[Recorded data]
• • •

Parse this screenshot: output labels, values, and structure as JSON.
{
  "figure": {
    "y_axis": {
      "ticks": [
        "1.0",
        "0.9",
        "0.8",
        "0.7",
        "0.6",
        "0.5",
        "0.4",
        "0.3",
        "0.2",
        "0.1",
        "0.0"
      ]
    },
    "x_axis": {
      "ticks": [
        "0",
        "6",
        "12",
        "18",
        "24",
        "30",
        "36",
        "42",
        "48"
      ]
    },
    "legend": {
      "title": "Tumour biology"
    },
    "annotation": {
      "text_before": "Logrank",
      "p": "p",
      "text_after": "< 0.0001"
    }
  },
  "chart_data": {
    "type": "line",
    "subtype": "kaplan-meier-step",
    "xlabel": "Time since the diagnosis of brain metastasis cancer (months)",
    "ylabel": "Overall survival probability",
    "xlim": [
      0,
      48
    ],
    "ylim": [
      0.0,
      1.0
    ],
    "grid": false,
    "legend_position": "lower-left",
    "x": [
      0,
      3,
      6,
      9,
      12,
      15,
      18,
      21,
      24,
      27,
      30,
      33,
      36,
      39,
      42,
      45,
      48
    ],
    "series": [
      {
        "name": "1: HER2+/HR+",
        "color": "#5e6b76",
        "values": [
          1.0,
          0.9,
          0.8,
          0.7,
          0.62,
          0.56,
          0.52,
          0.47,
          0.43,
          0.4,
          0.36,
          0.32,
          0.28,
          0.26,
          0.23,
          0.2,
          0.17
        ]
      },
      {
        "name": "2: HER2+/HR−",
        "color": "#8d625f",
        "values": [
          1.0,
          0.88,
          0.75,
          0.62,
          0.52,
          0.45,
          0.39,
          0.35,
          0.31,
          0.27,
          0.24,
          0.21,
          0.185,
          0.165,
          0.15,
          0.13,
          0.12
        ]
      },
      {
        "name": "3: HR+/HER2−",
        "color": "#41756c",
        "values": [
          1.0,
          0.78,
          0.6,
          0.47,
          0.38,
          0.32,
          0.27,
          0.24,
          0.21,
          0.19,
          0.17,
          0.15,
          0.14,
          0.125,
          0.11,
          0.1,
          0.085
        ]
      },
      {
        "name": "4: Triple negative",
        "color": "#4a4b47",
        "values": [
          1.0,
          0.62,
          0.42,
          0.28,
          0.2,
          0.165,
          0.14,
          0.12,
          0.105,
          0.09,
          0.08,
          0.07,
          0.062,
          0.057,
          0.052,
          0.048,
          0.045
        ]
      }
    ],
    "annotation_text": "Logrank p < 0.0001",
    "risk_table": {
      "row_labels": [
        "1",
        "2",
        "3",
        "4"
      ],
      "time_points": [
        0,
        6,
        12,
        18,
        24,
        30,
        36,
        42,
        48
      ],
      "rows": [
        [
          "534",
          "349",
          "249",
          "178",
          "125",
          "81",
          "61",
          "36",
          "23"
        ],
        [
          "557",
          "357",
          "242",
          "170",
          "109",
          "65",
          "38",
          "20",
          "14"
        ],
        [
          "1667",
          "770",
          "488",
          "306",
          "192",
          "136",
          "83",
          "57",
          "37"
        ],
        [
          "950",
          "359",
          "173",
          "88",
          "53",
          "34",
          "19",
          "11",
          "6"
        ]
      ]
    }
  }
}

• • •

• _Goal of the exercise_:
Review the preceding data and report every line that includes the string "Logrank".

• _Response_:
      "text_before": "Logrank",
    "annotation_text": "Logrank p < 0.0001",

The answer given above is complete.